[Begin Supplied data]
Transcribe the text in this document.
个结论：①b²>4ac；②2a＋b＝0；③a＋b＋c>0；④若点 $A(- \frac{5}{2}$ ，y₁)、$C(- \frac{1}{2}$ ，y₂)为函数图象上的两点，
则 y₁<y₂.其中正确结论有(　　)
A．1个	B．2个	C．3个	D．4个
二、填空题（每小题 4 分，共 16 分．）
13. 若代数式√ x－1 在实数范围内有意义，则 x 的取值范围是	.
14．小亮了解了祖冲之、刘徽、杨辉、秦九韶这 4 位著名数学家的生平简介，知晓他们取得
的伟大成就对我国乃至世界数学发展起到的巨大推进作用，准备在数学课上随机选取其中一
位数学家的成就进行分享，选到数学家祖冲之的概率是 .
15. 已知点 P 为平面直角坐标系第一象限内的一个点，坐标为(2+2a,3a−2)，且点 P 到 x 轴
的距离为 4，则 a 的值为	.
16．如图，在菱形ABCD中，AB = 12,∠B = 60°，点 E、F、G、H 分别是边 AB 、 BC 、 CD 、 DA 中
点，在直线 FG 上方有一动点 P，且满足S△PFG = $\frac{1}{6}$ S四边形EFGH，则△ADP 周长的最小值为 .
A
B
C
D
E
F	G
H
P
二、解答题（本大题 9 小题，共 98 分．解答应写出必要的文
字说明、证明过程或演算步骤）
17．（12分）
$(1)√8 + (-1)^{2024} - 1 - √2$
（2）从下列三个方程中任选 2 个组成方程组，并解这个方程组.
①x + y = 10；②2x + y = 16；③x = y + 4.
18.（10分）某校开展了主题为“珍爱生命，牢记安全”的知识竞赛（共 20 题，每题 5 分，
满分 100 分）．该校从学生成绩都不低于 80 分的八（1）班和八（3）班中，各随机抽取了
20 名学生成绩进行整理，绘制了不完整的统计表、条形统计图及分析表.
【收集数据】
[End Supplied data]
▶ Objective
Repeat the entries shown above, every one, word for word.

▶ Task response
Transcribe the text in this document.
个结论：①b²>4ac；②2a＋b＝0；③a＋b＋c>0；④若点 $A(- \frac{5}{2}$ ，y₁)、$C(- \frac{1}{2}$ ，y₂)为函数图象上的两点，
则 y₁<y₂.其中正确结论有(　　)
A．1个	B．2个	C．3个	D．4个
二、填空题（每小题 4 分，共 16 分．）
13. 若代数式√ x－1 在实数范围内有意义，则 x 的取值范围是	.
14．小亮了解了祖冲之、刘徽、杨辉、秦九韶这 4 位著名数学家的生平简介，知晓他们取得
的伟大成就对我国乃至世界数学发展起到的巨大推进作用，准备在数学课上随机选取其中一
位数学家的成就进行分享，选到数学家祖冲之的概率是 .
15. 已知点 P 为平面直角坐标系第一象限内的一个点，坐标为(2+2a,3a−2)，且点 P 到 x 轴
的距离为 4，则 a 的值为	.
16．如图，在菱形ABCD中，AB = 12,∠B = 60°，点 E、F、G、H 分别是边 AB 、 BC 、 CD 、 DA 中
点，在直线 FG 上方有一动点 P，且满足S△PFG = $\frac{1}{6}$ S四边形EFGH，则△ADP 周长的最小值为 .
A
B
C
D
E
F	G
H
P
二、解答题（本大题 9 小题，共 98 分．解答应写出必要的文
字说明、证明过程或演算步骤）
17．（12分）
$(1)√8 + (-1)^{2024} - 1 - √2$
（2）从下列三个方程中任选 2 个组成方程组，并解这个方程组.
①x + y = 10；②2x + y = 16；③x = y + 4.
18.（10分）某校开展了主题为“珍爱生命，牢记安全”的知识竞赛（共 20 题，每题 5 分，
满分 100 分）．该校从学生成绩都不低于 80 分的八（1）班和八（3）班中，各随机抽取了
20 名学生成绩进行整理，绘制了不完整的统计表、条形统计图及分析表.
【收集数据】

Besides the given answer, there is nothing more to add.